→ **What this task involves**:
Copy the data that follows exactly, and include none of its images.

→ **Raw data**:
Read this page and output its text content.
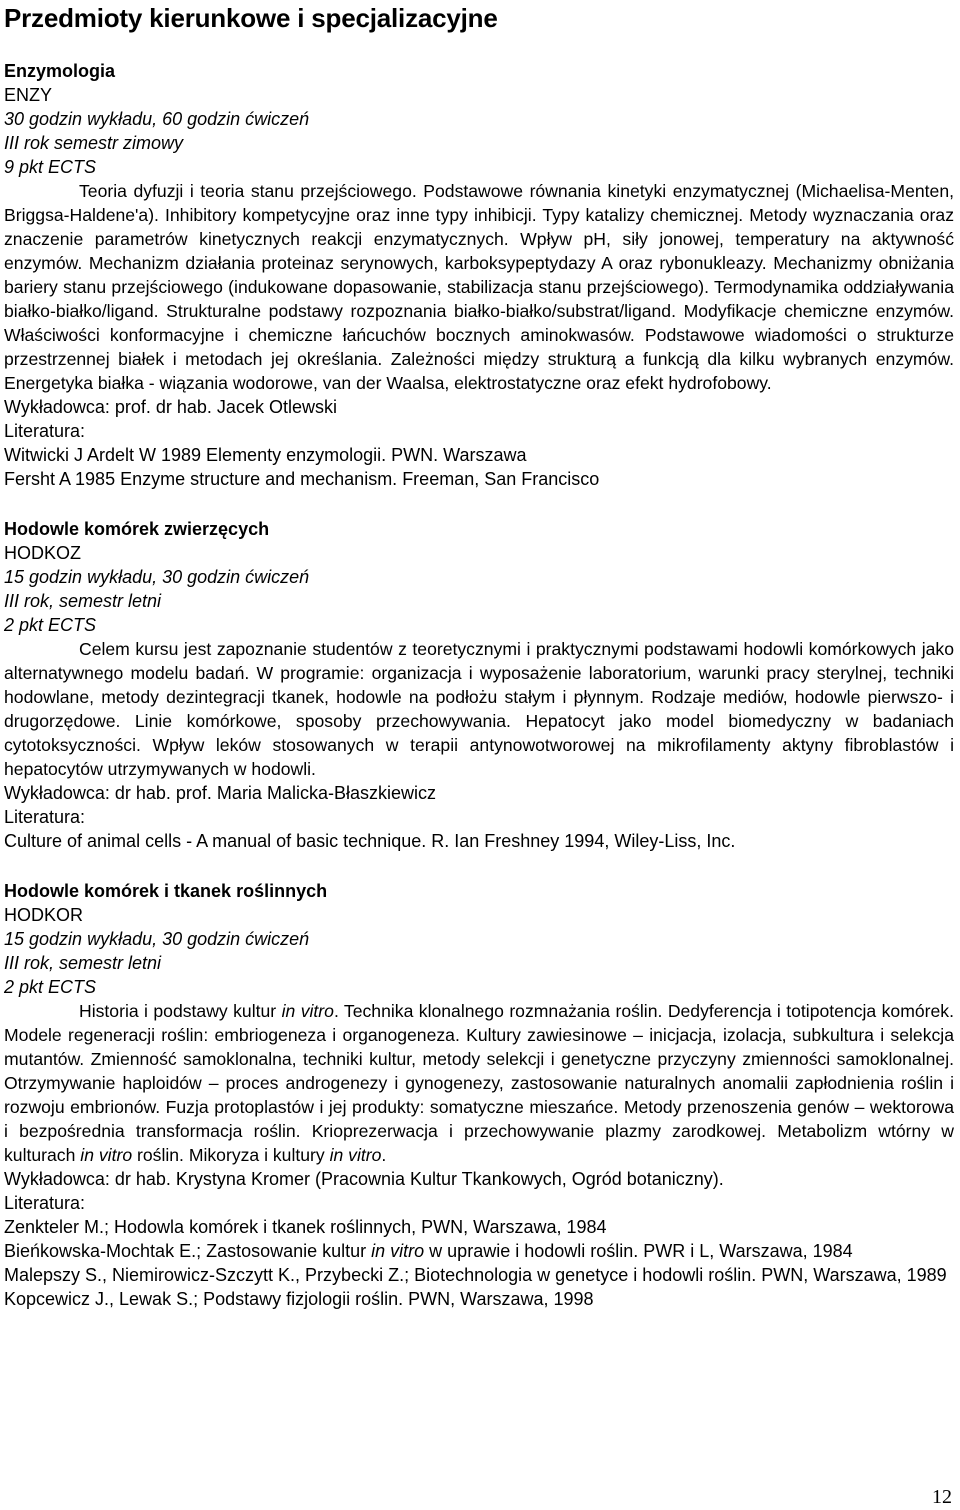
Przedmioty kierunkowe i specjalizacyjne

Enzymologia

ENZY

30 godzin wykładu, 60 godzin ćwiczeń

III rok semestr zimowy

9 pkt ECTS

Teoria dyfuzji i teoria stanu przejściowego. Podstawowe równania kinetyki enzymatycznej (Michaelisa-Menten, Briggsa-Haldene'a). Inhibitory kompetycyjne oraz inne typy inhibicji. Typy katalizy chemicznej. Metody wyznaczania oraz znaczenie parametrów kinetycznych reakcji enzymatycznych. Wpływ pH, siły jonowej, temperatury na aktywność enzymów. Mechanizm działania proteinaz serynowych, karboksypeptydazy A oraz rybonukleazy. Mechanizmy obniżania bariery stanu przejściowego (indukowane dopasowanie, stabilizacja stanu przejściowego). Termodynamika oddziaływania białko-białko/ligand. Strukturalne podstawy rozpoznania białko-białko/substrat/ligand. Modyfikacje chemiczne enzymów. Właściwości konformacyjne i chemiczne łańcuchów bocznych aminokwasów. Podstawowe wiadomości o strukturze przestrzennej białek i metodach jej określania. Zależności między strukturą a funkcją dla kilku wybranych enzymów. Energetyka białka - wiązania wodorowe, van der Waalsa, elektrostatyczne oraz efekt hydrofobowy.

Wykładowca: prof. dr hab. Jacek Otlewski

Literatura:

Witwicki J Ardelt W 1989 Elementy enzymologii. PWN. Warszawa
Fersht A 1985 Enzyme structure and mechanism. Freeman, San Francisco

Hodowle komórek zwierzęcych

HODKOZ

15 godzin wykładu, 30 godzin ćwiczeń

III rok, semestr letni

2 pkt ECTS

Celem kursu jest zapoznanie studentów z teoretycznymi i praktycznymi podstawami hodowli komórkowych jako alternatywnego modelu badań. W programie: organizacja i wyposażenie laboratorium, warunki pracy sterylnej, techniki hodowlane, metody dezintegracji tkanek, hodowle na podłożu stałym i płynnym. Rodzaje mediów, hodowle pierwszo- i drugorzędowe. Linie komórkowe, sposoby przechowywania. Hepatocyt jako model biomedyczny w badaniach cytotoksyczności. Wpływ leków stosowanych w terapii antynowotworowej na mikrofilamenty aktyny fibroblastów i hepatocytów utrzymywanych w hodowli.

Wykładowca: dr hab. prof. Maria Malicka-Błaszkiewicz

Literatura:

Culture of animal cells - A manual of basic technique. R. Ian Freshney 1994, Wiley-Liss, Inc.

Hodowle komórek i tkanek roślinnych

HODKOR

15 godzin wykładu, 30 godzin ćwiczeń

III rok, semestr letni

2 pkt ECTS

Historia i podstawy kultur in vitro. Technika klonalnego rozmnażania roślin. Dedyferencja i totipotencja komórek. Modele regeneracji roślin: embriogeneza i organogeneza. Kultury zawiesinowe – inicjacja, izolacja, subkultura i selekcja mutantów. Zmienność samoklonalna, techniki kultur, metody selekcji i genetyczne przyczyny zmienności samoklonalnej. Otrzymywanie haploidów – proces androgenezy i gynogenezy, zastosowanie naturalnych anomalii zapłodnienia roślin i rozwoju embrionów. Fuzja protoplastów i jej produkty: somatyczne mieszańce. Metody przenoszenia genów – wektorowa i bezpośrednia transformacja roślin. Krioprezerwacja i przechowywanie plazmy zarodkowej. Metabolizm wtórny w kulturach in vitro roślin. Mikoryza i kultury in vitro.

Wykładowca: dr hab. Krystyna Kromer (Pracownia Kultur Tkankowych, Ogród botaniczny).

Literatura:

Zenkteler M.; Hodowla komórek i tkanek roślinnych, PWN, Warszawa, 1984
Bieńkowska-Mochtak E.; Zastosowanie kultur in vitro w uprawie i hodowli roślin. PWR i L, Warszawa, 1984
Malepszy S., Niemirowicz-Szczytt K., Przybecki Z.; Biotechnologia w genetyce i hodowli roślin. PWN, Warszawa, 1989
Kopcewicz J., Lewak S.; Podstawy fizjologii roślin. PWN, Warszawa, 1998
12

→ **Solution to the problem**:
Read this page and output its text content.
Przedmioty kierunkowe i specjalizacyjne

Enzymologia

ENZY

30 godzin wykładu, 60 godzin ćwiczeń

III rok semestr zimowy

9 pkt ECTS

Teoria dyfuzji i teoria stanu przejściowego. Podstawowe równania kinetyki enzymatycznej (Michaelisa-Menten, Briggsa-Haldene'a). Inhibitory kompetycyjne oraz inne typy inhibicji. Typy katalizy chemicznej. Metody wyznaczania oraz znaczenie parametrów kinetycznych reakcji enzymatycznych. Wpływ pH, siły jonowej, temperatury na aktywność enzymów. Mechanizm działania proteinaz serynowych, karboksypeptydazy A oraz rybonukleazy. Mechanizmy obniżania bariery stanu przejściowego (indukowane dopasowanie, stabilizacja stanu przejściowego). Termodynamika oddziaływania białko-białko/ligand. Strukturalne podstawy rozpoznania białko-białko/substrat/ligand. Modyfikacje chemiczne enzymów. Właściwości konformacyjne i chemiczne łańcuchów bocznych aminokwasów. Podstawowe wiadomości o strukturze przestrzennej białek i metodach jej określania. Zależności między strukturą a funkcją dla kilku wybranych enzymów. Energetyka białka - wiązania wodorowe, van der Waalsa, elektrostatyczne oraz efekt hydrofobowy.

Wykładowca: prof. dr hab. Jacek Otlewski

Literatura:

Witwicki J Ardelt W 1989 Elementy enzymologii. PWN. Warszawa
Fersht A 1985 Enzyme structure and mechanism. Freeman, San Francisco

Hodowle komórek zwierzęcych

HODKOZ

15 godzin wykładu, 30 godzin ćwiczeń

III rok, semestr letni

2 pkt ECTS

Celem kursu jest zapoznanie studentów z teoretycznymi i praktycznymi podstawami hodowli komórkowych jako alternatywnego modelu badań. W programie: organizacja i wyposażenie laboratorium, warunki pracy sterylnej, techniki hodowlane, metody dezintegracji tkanek, hodowle na podłożu stałym i płynnym. Rodzaje mediów, hodowle pierwszo- i drugorzędowe. Linie komórkowe, sposoby przechowywania. Hepatocyt jako model biomedyczny w badaniach cytotoksyczności. Wpływ leków stosowanych w terapii antynowotworowej na mikrofilamenty aktyny fibroblastów i hepatocytów utrzymywanych w hodowli.

Wykładowca: dr hab. prof. Maria Malicka-Błaszkiewicz

Literatura:

Culture of animal cells - A manual of basic technique. R. Ian Freshney 1994, Wiley-Liss, Inc.

Hodowle komórek i tkanek roślinnych

HODKOR

15 godzin wykładu, 30 godzin ćwiczeń

III rok, semestr letni

2 pkt ECTS

Historia i podstawy kultur in vitro. Technika klonalnego rozmnażania roślin. Dedyferencja i totipotencja komórek. Modele regeneracji roślin: embriogeneza i organogeneza. Kultury zawiesinowe – inicjacja, izolacja, subkultura i selekcja mutantów. Zmienność samoklonalna, techniki kultur, metody selekcji i genetyczne przyczyny zmienności samoklonalnej. Otrzymywanie haploidów – proces androgenezy i gynogenezy, zastosowanie naturalnych anomalii zapłodnienia roślin i rozwoju embrionów. Fuzja protoplastów i jej produkty: somatyczne mieszańce. Metody przenoszenia genów – wektorowa i bezpośrednia transformacja roślin. Krioprezerwacja i przechowywanie plazmy zarodkowej. Metabolizm wtórny w kulturach in vitro roślin. Mikoryza i kultury in vitro.

Wykładowca: dr hab. Krystyna Kromer (Pracownia Kultur Tkankowych, Ogród botaniczny).

Literatura:

Zenkteler M.; Hodowla komórek i tkanek roślinnych, PWN, Warszawa, 1984
Bieńkowska-Mochtak E.; Zastosowanie kultur in vitro w uprawie i hodowli roślin. PWR i L, Warszawa, 1984
Malepszy S., Niemirowicz-Szczytt K., Przybecki Z.; Biotechnologia w genetyce i hodowli roślin. PWN, Warszawa, 1989
Kopcewicz J., Lewak S.; Podstawy fizjologii roślin. PWN, Warszawa, 1998
12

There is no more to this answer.